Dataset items
────────

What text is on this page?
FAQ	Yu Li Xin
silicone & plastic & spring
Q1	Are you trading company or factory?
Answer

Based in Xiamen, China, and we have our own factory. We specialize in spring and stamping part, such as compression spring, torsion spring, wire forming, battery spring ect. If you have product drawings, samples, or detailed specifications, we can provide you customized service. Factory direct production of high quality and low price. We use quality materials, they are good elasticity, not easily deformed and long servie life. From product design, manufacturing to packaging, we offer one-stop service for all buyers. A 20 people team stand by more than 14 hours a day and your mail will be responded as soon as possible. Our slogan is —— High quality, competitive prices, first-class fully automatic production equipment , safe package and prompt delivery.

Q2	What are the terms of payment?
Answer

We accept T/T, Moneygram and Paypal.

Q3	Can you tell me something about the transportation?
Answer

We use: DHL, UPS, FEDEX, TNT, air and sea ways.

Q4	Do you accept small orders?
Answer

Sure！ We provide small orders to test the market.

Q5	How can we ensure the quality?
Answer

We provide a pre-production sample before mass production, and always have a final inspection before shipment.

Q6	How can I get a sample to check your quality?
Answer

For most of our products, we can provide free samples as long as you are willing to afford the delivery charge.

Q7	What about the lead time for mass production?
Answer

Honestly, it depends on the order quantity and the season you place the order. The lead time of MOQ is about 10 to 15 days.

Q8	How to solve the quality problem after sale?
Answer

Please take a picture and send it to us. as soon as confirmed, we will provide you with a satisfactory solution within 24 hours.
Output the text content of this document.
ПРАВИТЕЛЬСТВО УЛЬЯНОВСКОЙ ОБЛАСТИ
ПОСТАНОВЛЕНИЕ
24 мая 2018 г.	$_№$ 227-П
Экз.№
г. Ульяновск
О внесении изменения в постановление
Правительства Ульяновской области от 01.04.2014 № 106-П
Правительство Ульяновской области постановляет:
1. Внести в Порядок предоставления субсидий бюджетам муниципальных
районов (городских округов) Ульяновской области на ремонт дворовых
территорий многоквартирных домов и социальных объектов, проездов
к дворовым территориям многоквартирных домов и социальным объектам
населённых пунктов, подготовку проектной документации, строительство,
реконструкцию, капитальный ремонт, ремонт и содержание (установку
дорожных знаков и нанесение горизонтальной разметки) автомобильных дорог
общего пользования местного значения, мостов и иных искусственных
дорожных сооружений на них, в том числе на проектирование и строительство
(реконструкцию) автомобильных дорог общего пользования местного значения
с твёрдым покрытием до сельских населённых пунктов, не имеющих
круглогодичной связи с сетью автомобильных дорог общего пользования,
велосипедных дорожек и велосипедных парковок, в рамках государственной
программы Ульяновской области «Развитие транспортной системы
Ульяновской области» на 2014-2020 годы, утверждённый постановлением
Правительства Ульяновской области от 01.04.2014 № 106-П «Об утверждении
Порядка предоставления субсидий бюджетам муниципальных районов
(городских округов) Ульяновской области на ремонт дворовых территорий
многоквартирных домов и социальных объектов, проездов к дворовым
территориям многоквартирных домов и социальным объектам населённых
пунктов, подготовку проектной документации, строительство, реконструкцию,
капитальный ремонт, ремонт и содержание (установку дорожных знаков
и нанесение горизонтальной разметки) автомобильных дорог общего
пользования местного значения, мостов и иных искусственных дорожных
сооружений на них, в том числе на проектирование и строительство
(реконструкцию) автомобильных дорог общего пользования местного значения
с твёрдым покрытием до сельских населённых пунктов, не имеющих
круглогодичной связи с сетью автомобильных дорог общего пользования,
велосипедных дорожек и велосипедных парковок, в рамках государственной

────────

EXERCISE INSTRUCTIONS
Every record shown above should be written out again exactly.

PROBLEM SOLUTION
What text is on this page?
FAQ	Yu Li Xin
silicone & plastic & spring
Q1	Are you trading company or factory?
Answer

Based in Xiamen, China, and we have our own factory. We specialize in spring and stamping part, such as compression spring, torsion spring, wire forming, battery spring ect. If you have product drawings, samples, or detailed specifications, we can provide you customized service. Factory direct production of high quality and low price. We use quality materials, they are good elasticity, not easily deformed and long servie life. From product design, manufacturing to packaging, we offer one-stop service for all buyers. A 20 people team stand by more than 14 hours a day and your mail will be responded as soon as possible. Our slogan is —— High quality, competitive prices, first-class fully automatic production equipment , safe package and prompt delivery.

Q2	What are the terms of payment?
Answer

We accept T/T, Moneygram and Paypal.

Q3	Can you tell me something about the transportation?
Answer

We use: DHL, UPS, FEDEX, TNT, air and sea ways.

Q4	Do you accept small orders?
Answer

Sure！ We provide small orders to test the market.

Q5	How can we ensure the quality?
Answer

We provide a pre-production sample before mass production, and always have a final inspection before shipment.

Q6	How can I get a sample to check your quality?
Answer

For most of our products, we can provide free samples as long as you are willing to afford the delivery charge.

Q7	What about the lead time for mass production?
Answer

Honestly, it depends on the order quantity and the season you place the order. The lead time of MOQ is about 10 to 15 days.

Q8	How to solve the quality problem after sale?
Answer

Please take a picture and send it to us. as soon as confirmed, we will provide you with a satisfactory solution within 24 hours.
Output the text content of this document.
ПРАВИТЕЛЬСТВО УЛЬЯНОВСКОЙ ОБЛАСТИ
ПОСТАНОВЛЕНИЕ
24 мая 2018 г.	$_№$ 227-П
Экз.№
г. Ульяновск
О внесении изменения в постановление
Правительства Ульяновской области от 01.04.2014 № 106-П
Правительство Ульяновской области постановляет:
1. Внести в Порядок предоставления субсидий бюджетам муниципальных
районов (городских округов) Ульяновской области на ремонт дворовых
территорий многоквартирных домов и социальных объектов, проездов
к дворовым территориям многоквартирных домов и социальным объектам
населённых пунктов, подготовку проектной документации, строительство,
реконструкцию, капитальный ремонт, ремонт и содержание (установку
дорожных знаков и нанесение горизонтальной разметки) автомобильных дорог
общего пользования местного значения, мостов и иных искусственных
дорожных сооружений на них, в том числе на проектирование и строительство
(реконструкцию) автомобильных дорог общего пользования местного значения
с твёрдым покрытием до сельских населённых пунктов, не имеющих
круглогодичной связи с сетью автомобильных дорог общего пользования,
велосипедных дорожек и велосипедных парковок, в рамках государственной
программы Ульяновской области «Развитие транспортной системы
Ульяновской области» на 2014-2020 годы, утверждённый постановлением
Правительства Ульяновской области от 01.04.2014 № 106-П «Об утверждении
Порядка предоставления субсидий бюджетам муниципальных районов
(городских округов) Ульяновской области на ремонт дворовых территорий
многоквартирных домов и социальных объектов, проездов к дворовым
территориям многоквартирных домов и социальным объектам населённых
пунктов, подготовку проектной документации, строительство, реконструкцию,
капитальный ремонт, ремонт и содержание (установку дорожных знаков
и нанесение горизонтальной разметки) автомобильных дорог общего
пользования местного значения, мостов и иных искусственных дорожных
сооружений на них, в том числе на проектирование и строительство
(реконструкцию) автомобильных дорог общего пользования местного значения
с твёрдым покрытием до сельских населённых пунктов, не имеющих
круглогодичной связи с сетью автомобильных дорог общего пользования,
велосипедных дорожек и велосипедных парковок, в рамках государственной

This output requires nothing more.